=== CONSIGNE ÉCRITE A ===
Recopiez mot pour mot le passage du texte sur les crises économiques qui commence aux mots « B. D’UNE GRANDE » et se termine après les mots « crise de 1929. ».
=== CONSIGNE ÉCRITE B ===
Indiquez si chacune des affirmations suivantes est conforme au texte sur les crises économiques, en répondant par oui ou par non et en citant exactement les mots du texte qui en décident. (i) La crise de 1847 est liée à un surinvestissement dans les chemins de fer et le textile. (ii) Les journées de juin à Paris n’ont fait l’objet d’aucune répression. (iii) L’exemple des États-Unis sert à illustrer la crise de 1873.

=== TEXTE DE LECTURE ===
La crise de 1847 prend des formes nouvelles. On a, en effet, surinvesti dans les chemins de fer et le textile et de nombreuses entreprises doivent faire face à la contraction de la demande. Elle exaspère les rancoeurs populaires et serait à l’origine du printemps des peuples dans toute l’Europe et de la révolution de 1848. En France, le chômage est très grave dans le pays et explique la misère ouvrière qui a pu favoriser l’explosion ouvrière des journées de juin réprimées de manière sanglante à Paris.
B. D’UNE GRANDE CRISE À L’AUTRE
On réserve, traditionnellement, ce qualificatif à deux crises : celle de 1873 et celle de 1929. Le dix-neuvième siècle, comme le vingtième, aurait eu sa « grande crise ». Ces deux grandes crises marquent en effet l’entrée dans une période relativement longue, dans l’un et l’autre cas, de ralentissement de l’activité économique. L’exemple de la France illustrera la crise de 1873, celui des Etats-Unis, la crise de 1929.

=== SECTION DES DONNÉES ===
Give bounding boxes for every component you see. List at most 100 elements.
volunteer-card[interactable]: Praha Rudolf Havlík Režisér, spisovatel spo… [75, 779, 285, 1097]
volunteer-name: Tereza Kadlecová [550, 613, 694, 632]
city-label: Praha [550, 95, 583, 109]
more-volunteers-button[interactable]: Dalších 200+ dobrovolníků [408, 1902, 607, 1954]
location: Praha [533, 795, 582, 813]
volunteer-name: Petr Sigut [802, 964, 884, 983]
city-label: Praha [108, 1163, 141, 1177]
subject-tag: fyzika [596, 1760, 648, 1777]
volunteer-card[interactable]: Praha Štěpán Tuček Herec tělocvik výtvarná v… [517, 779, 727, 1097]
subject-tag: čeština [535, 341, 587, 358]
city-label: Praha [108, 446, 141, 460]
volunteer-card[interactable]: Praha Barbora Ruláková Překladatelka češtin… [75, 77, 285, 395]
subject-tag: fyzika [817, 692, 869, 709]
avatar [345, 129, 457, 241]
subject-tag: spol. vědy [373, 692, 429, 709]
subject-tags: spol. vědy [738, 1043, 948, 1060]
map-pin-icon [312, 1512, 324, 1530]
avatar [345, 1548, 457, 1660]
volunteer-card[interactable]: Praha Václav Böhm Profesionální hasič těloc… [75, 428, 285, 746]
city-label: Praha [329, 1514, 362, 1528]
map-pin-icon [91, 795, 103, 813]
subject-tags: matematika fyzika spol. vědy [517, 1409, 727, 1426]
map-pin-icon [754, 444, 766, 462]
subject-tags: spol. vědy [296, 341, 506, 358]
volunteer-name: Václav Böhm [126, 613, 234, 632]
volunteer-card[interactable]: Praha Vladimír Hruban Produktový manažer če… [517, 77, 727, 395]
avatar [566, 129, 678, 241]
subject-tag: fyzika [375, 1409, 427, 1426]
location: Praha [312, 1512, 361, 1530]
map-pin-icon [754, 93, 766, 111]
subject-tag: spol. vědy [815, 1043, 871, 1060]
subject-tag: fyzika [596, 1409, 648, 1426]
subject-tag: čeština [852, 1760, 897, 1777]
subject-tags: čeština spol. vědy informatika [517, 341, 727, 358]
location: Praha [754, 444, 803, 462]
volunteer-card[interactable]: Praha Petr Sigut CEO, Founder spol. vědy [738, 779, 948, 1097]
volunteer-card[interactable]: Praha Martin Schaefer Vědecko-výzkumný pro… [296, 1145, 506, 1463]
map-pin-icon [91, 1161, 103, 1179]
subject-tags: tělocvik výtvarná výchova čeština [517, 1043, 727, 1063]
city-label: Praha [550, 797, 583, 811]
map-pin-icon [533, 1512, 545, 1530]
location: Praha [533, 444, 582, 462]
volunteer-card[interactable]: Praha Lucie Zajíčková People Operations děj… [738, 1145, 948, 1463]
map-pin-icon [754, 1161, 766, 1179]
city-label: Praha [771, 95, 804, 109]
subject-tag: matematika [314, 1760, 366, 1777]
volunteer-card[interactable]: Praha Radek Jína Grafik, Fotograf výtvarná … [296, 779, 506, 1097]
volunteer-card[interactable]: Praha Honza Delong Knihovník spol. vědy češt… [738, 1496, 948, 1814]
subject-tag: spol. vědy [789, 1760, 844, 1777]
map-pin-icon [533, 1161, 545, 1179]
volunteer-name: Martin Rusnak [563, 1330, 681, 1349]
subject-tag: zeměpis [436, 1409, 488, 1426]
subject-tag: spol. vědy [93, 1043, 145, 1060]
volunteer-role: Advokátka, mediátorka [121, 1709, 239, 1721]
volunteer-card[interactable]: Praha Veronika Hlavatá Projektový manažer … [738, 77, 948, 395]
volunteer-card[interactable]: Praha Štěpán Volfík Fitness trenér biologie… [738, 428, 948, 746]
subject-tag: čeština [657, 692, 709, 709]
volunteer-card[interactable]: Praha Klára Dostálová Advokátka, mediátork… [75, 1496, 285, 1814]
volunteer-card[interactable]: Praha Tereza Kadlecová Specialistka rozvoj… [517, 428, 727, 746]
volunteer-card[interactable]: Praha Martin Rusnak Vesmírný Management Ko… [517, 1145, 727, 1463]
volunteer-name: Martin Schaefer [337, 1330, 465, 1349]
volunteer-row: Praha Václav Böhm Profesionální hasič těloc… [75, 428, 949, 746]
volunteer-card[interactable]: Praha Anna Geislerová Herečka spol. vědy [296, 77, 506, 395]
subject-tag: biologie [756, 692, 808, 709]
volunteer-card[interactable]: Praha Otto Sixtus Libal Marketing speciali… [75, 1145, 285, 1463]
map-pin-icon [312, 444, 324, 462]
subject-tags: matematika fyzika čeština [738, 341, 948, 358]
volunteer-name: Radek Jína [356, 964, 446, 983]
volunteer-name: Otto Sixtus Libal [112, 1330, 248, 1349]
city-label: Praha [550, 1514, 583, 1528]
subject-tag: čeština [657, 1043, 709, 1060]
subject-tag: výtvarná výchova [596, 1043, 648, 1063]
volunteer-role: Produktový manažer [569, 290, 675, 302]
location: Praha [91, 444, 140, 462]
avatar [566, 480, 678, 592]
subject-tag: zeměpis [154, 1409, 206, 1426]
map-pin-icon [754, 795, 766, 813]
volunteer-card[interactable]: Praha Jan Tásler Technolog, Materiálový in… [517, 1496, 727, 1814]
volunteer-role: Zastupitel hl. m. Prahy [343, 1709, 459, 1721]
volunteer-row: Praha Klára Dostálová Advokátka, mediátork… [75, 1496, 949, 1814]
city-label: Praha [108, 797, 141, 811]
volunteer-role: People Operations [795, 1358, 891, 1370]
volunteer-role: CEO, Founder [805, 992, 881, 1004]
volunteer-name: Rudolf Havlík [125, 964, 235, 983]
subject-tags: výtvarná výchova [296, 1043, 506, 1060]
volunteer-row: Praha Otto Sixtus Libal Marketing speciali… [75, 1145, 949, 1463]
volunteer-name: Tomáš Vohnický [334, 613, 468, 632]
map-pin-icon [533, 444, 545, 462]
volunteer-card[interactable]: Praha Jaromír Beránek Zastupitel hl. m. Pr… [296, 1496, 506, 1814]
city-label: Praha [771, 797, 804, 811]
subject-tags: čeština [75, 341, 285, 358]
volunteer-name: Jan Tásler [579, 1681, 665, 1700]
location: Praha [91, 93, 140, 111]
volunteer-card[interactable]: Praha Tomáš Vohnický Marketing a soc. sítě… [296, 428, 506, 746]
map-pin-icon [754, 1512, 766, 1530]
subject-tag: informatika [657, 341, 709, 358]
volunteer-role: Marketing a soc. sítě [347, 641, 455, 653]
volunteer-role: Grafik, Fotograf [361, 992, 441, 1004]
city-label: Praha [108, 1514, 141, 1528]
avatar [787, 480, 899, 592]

=== CORRIGÉ ÉCRIT A ===
B. D’UNE GRANDE CRISE À L’AUTRE
On réserve, traditionnellement, ce qualificatif à deux crises : celle de 1873 et celle de 1929. Le dix-neuvième siècle, comme le vingtième, aurait eu sa « grande crise ». Ces deux grandes crises marquent en effet l’entrée dans une période relativement longue, dans l’un et l’autre cas, de ralentissement de l’activité économique. L’exemple de la France illustrera la crise de 1873, celui des Etats-Unis, la crise de 1929.

=== CORRIGÉ ÉCRIT B ===
(i) Oui : « On a, en effet, surinvesti dans les chemins de fer et le textile ».
(ii) Non : « l’explosion ouvrière des journées de juin réprimées de manière sanglante à Paris ».
(iii) Non : « L’exemple de la France illustrera la crise de 1873, celui des Etats-Unis, la crise de 1929 ».